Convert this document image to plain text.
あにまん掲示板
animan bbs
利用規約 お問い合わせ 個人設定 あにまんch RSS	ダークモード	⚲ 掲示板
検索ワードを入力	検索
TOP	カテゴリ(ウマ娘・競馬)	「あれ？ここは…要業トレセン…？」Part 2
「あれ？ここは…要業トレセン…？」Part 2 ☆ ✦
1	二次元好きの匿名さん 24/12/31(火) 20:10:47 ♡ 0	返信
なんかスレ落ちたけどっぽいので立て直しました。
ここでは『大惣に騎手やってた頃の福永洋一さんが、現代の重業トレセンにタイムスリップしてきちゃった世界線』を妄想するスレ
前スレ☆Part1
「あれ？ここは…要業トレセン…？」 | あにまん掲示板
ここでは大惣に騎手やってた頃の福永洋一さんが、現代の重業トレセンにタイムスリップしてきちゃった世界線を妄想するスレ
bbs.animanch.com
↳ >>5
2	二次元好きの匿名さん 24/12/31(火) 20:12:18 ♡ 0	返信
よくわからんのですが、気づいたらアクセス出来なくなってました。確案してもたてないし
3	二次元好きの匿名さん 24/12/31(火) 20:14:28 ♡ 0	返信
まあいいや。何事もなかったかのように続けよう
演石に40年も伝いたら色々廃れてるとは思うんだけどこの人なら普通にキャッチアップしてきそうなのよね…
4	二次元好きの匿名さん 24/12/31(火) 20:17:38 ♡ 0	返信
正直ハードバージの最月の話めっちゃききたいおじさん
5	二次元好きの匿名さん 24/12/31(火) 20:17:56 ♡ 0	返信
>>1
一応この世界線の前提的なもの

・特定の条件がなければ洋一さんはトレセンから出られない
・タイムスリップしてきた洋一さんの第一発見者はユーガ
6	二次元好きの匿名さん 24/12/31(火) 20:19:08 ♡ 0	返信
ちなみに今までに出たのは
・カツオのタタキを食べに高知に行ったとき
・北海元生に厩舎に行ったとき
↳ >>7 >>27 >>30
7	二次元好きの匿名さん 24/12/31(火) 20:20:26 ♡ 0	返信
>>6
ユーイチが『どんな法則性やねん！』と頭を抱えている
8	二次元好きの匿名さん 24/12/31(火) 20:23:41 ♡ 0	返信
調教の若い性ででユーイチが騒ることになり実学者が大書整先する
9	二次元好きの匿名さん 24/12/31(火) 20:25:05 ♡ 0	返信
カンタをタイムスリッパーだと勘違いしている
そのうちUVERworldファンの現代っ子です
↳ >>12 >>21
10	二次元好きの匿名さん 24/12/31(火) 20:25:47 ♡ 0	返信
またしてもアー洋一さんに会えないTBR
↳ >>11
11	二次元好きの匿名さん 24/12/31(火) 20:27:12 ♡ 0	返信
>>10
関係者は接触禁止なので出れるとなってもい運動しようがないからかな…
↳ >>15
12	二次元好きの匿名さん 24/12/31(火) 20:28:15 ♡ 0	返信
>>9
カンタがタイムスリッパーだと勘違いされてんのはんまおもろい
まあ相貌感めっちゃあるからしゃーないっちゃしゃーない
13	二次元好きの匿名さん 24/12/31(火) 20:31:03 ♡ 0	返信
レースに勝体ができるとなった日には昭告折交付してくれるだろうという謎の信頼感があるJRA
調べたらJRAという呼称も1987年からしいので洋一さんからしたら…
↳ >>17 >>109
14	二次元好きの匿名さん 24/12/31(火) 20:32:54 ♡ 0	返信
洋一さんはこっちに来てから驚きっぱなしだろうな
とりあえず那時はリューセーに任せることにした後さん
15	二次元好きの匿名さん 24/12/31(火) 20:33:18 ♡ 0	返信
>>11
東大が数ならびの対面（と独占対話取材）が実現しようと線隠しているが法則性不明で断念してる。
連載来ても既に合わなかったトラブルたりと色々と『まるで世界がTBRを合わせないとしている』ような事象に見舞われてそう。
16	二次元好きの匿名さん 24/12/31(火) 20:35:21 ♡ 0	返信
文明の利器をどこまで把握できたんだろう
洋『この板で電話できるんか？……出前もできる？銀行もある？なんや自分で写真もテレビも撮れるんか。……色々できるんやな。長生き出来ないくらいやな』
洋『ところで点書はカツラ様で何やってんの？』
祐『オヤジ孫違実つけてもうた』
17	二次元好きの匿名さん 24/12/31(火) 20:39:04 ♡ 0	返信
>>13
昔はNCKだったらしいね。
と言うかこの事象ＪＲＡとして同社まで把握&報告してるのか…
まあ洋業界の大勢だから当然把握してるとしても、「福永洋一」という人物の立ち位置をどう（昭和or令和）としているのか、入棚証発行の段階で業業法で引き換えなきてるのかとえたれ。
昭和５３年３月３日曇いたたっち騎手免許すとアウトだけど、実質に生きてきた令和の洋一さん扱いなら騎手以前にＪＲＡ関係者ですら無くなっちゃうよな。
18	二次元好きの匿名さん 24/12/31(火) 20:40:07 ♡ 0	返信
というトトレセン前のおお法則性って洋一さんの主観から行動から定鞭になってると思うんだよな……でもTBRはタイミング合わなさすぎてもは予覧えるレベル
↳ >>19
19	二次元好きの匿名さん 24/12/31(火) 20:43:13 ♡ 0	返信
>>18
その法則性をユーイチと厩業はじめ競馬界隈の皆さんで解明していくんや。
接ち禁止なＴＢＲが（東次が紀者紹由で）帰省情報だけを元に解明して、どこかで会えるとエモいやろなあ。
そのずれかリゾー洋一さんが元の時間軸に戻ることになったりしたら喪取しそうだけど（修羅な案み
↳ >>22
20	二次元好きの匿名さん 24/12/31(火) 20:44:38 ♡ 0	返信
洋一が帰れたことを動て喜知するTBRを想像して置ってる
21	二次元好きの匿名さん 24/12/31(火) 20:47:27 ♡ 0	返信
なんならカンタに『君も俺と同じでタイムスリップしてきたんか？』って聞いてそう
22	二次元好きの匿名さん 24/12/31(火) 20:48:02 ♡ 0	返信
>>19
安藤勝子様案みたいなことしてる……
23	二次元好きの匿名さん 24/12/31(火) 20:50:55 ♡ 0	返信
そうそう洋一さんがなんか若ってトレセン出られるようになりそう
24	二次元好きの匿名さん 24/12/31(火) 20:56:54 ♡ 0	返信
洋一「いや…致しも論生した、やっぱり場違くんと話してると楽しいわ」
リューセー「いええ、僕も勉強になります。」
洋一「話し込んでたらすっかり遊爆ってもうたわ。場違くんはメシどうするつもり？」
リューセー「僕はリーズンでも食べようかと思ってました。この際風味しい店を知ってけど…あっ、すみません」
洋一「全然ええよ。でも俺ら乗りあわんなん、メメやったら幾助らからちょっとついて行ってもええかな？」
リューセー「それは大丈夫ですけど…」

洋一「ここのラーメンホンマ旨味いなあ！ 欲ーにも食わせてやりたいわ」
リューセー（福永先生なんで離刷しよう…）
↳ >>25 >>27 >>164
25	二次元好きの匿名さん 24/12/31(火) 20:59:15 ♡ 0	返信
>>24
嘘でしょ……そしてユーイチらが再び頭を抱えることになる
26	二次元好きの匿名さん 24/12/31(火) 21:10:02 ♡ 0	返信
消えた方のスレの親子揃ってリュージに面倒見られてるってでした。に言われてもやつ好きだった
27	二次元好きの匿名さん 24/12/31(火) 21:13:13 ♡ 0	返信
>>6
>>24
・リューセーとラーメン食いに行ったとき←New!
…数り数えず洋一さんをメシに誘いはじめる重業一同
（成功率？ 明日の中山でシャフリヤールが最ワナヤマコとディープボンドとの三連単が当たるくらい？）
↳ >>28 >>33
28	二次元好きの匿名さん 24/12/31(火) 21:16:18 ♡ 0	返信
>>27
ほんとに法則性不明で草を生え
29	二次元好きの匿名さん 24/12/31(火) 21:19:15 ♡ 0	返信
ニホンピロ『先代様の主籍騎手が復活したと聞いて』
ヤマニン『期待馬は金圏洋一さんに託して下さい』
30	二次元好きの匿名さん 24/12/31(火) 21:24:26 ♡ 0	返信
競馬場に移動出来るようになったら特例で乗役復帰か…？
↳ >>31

┄┄┄┄┄┄┄┄┄┄

What needs to be done | Pull out each line of the records holding the string "要業トレセン".

Solution |
TOP	カテゴリ(ウマ娘・競馬)	「あれ？ここは…要業トレセン…？」Part 2
「あれ？ここは…要業トレセン…？」Part 2 ☆ ✦
「あれ？ここは…要業トレセン…？」 | あにまん掲示板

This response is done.